EXERCISE DETAILS:
Scan the entries below for the word "hiệu". Copy each line that has it.
======== TASK INPUTS
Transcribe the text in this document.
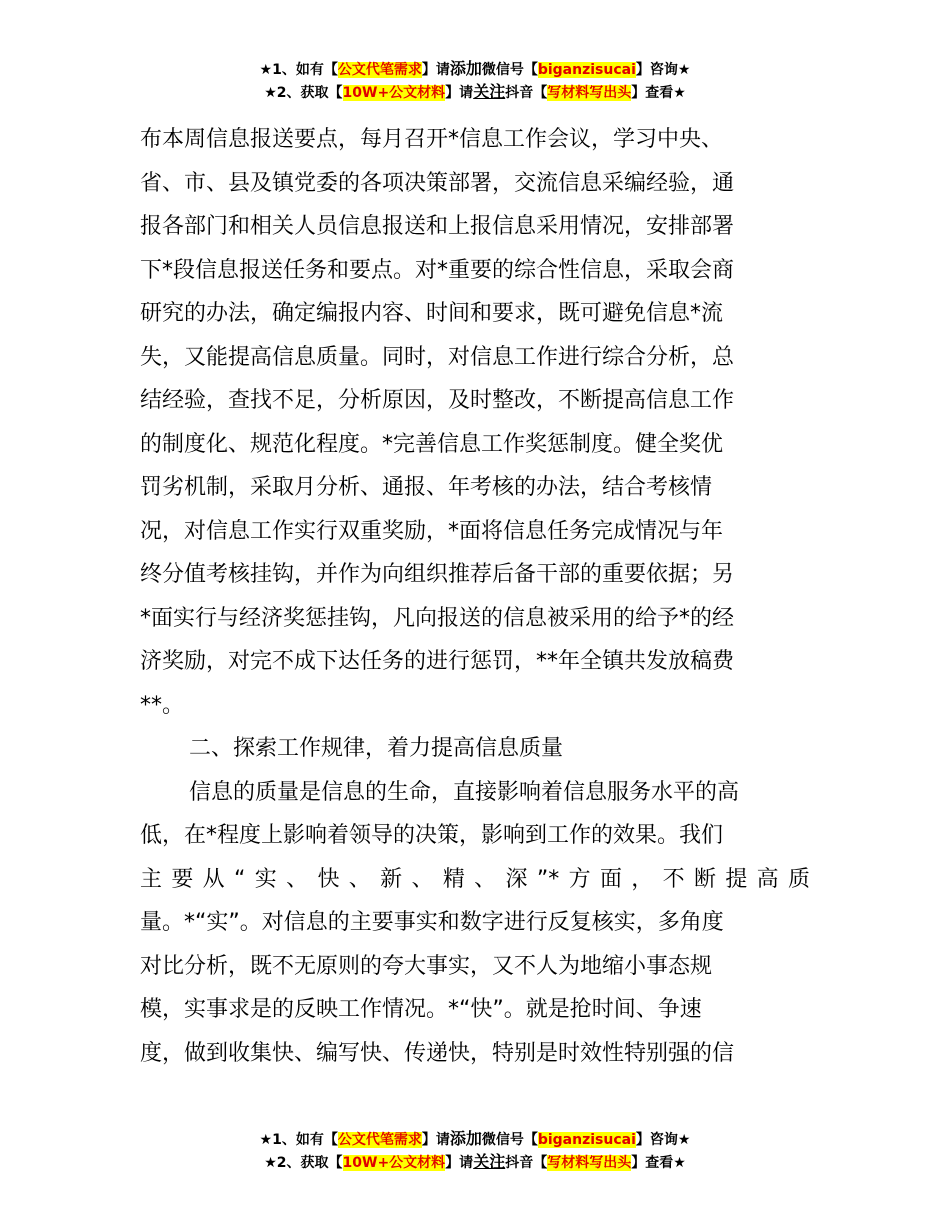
★1、如有【公文代笔需求】请添加微信号【biganzisucai】咨询★
★2、获取【10W+公文材料】请关注抖音【写材料写出头】查看★

布本周信息报送要点，每月召开*信息工作会议，学习中央、

省、市、县及镇党委的各项决策部署，交流信息采编经验，通

报各部门和相关人员信息报送和上报信息采用情况，安排部署

下*段信息报送任务和要点。对*重要的综合性信息，采取会商

研究的办法，确定编报内容、时间和要求，既可避免信息*流

失，又能提高信息质量。同时，对信息工作进行综合分析，总

结经验，查找不足，分析原因，及时整改，不断提高信息工作

的制度化、规范化程度。*完善信息工作奖惩制度。健全奖优

罚劣机制，采取月分析、通报、年考核的办法，结合考核情

况，对信息工作实行双重奖励，*面将信息任务完成情况与年

终分值考核挂钩，并作为向组织推荐后备干部的重要依据；另

*面实行与经济奖惩挂钩，凡向报送的信息被采用的给予*的经

济奖励，对完不成下达任务的进行惩罚，**年全镇共发放稿费

**。

二、探索工作规律，着力提高信息质量

信息的质量是信息的生命，直接影响着信息服务水平的高

低，在*程度上影响着领导的决策，影响到工作的效果。我们

主要从“实、快、新、精、深”*方面，不断提高质

量。*“实”。对信息的主要事实和数字进行反复核实，多角度

对比分析，既不无原则的夸大事实，又不人为地缩小事态规

模，实事求是的反映工作情况。*“快”。就是抢时间、争速

度，做到收集快、编写快、传递快，特别是时效性特别强的信

★1、如有【公文代笔需求】请添加微信号【biganzisucai】咨询★
★2、获取【10W+公文材料】请关注抖音【写材料写出头】查看★
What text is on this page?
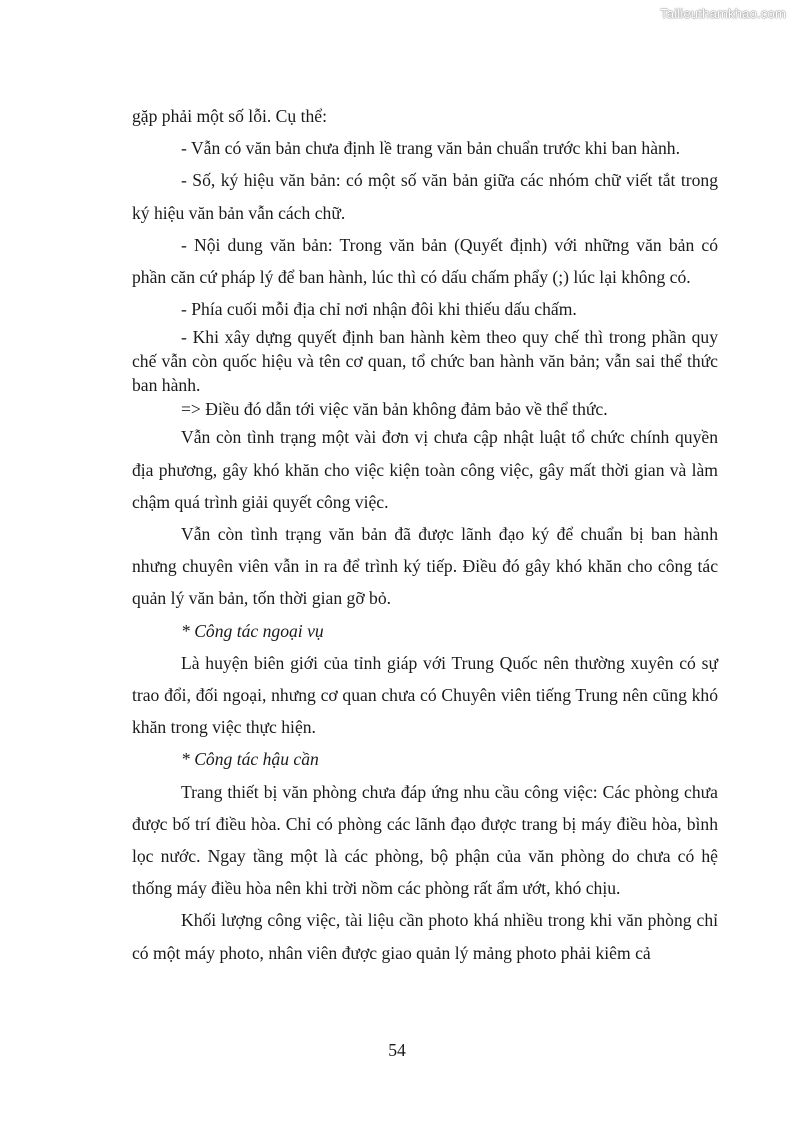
Tailieuthamkhao.com

gặp phải một số lỗi. Cụ thể:

- Vẫn có văn bản chưa định lề trang văn bản chuẩn trước khi ban hành.

- Số, ký hiệu văn bản: có một số văn bản giữa các nhóm chữ viết tắt trong ký hiệu văn bản vẫn cách chữ.

- Nội dung văn bản: Trong văn bản (Quyết định) với những văn bản có phần căn cứ pháp lý để ban hành, lúc thì có dấu chấm phẩy (;) lúc lại không có.

- Phía cuối mỗi địa chỉ nơi nhận đôi khi thiếu dấu chấm.

- Khi xây dựng quyết định ban hành kèm theo quy chế thì trong phần quy chế vẫn còn quốc hiệu và tên cơ quan, tổ chức ban hành văn bản; vẫn sai thể thức ban hành.

=> Điều đó dẫn tới việc văn bản không đảm bảo về thể thức.

Vẫn còn tình trạng một vài đơn vị chưa cập nhật luật tổ chức chính quyền địa phương, gây khó khăn cho việc kiện toàn công việc, gây mất thời gian và làm chậm quá trình giải quyết công việc.

Vẫn còn tình trạng văn bản đã được lãnh đạo ký để chuẩn bị ban hành nhưng chuyên viên vẫn in ra để trình ký tiếp. Điều đó gây khó khăn cho công tác quản lý văn bản, tốn thời gian gỡ bỏ.

* Công tác ngoại vụ

Là huyện biên giới của tỉnh giáp với Trung Quốc nên thường xuyên có sự trao đổi, đối ngoại, nhưng cơ quan chưa có Chuyên viên tiếng Trung nên cũng khó khăn trong việc thực hiện.

* Công tác hậu cần

Trang thiết bị văn phòng chưa đáp ứng nhu cầu công việc: Các phòng chưa được bố trí điều hòa. Chỉ có phòng các lãnh đạo được trang bị máy điều hòa, bình lọc nước. Ngay tầng một là các phòng, bộ phận của văn phòng do chưa có hệ thống máy điều hòa nên khi trời nồm các phòng rất ẩm ướt, khó chịu.

Khối lượng công việc, tài liệu cần photo khá nhiều trong khi văn phòng chỉ có một máy photo, nhân viên được giao quản lý mảng photo phải kiêm cả

54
================
THE COMPLETED TASK:
- Số, ký hiệu văn bản: có một số văn bản giữa các nhóm chữ viết tắt trong ký hiệu văn bản vẫn cách chữ.
- Khi xây dựng quyết định ban hành kèm theo quy chế thì trong phần quy chế vẫn còn quốc hiệu và tên cơ quan, tổ chức ban hành văn bản; vẫn sai thể thức ban hành.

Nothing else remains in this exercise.